Trouble Every Day
Claire Denis’s notoriously divisive, seductively erotic horror film rises again, with Béatrice Dalle and Vincent Gallo in all their grisly, sensuous glory.
American doctor Shane (Gallo, Buffalo 66, MIFF 1998) arrives in Paris with his new wife, hoping to track down Léo (Denis fave Alex Descas, Bastards, MIFF 2013; 35 Shots of Rum, MIFF 2009), the physician he once worked with on a bio-prospecting mission in the tropics. Shane is afflicted with the same bloodlust as Léo’s wife Coré (Dalle, Betty Blue; Night on Earth, MIFF 1992) – who, when not snacking on unfortunate strangers in the woods, must be locked up in order to restrain her gruesomely libidinous appetite.

**Data shown**

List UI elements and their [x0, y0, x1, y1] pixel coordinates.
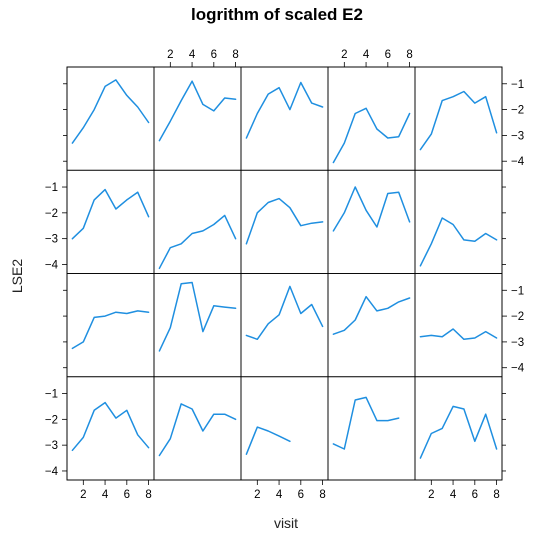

**Work instructions**
Copy out the Trouble Every Day film description word for word, in full. None of the data is needed here.

**Solution for this task**
Trouble Every Day
Claire Denis’s notoriously divisive, seductively erotic horror film rises again, with Béatrice Dalle and Vincent Gallo in all their grisly, sensuous glory.
American doctor Shane (Gallo, Buffalo 66, MIFF 1998) arrives in Paris with his new wife, hoping to track down Léo (Denis fave Alex Descas, Bastards, MIFF 2013; 35 Shots of Rum, MIFF 2009), the physician he once worked with on a bio-prospecting mission in the tropics. Shane is afflicted with the same bloodlust as Léo’s wife Coré (Dalle, Betty Blue; Night on Earth, MIFF 1992) – who, when not snacking on unfortunate strangers in the woods, must be locked up in order to restrain her gruesomely libidinous appetite.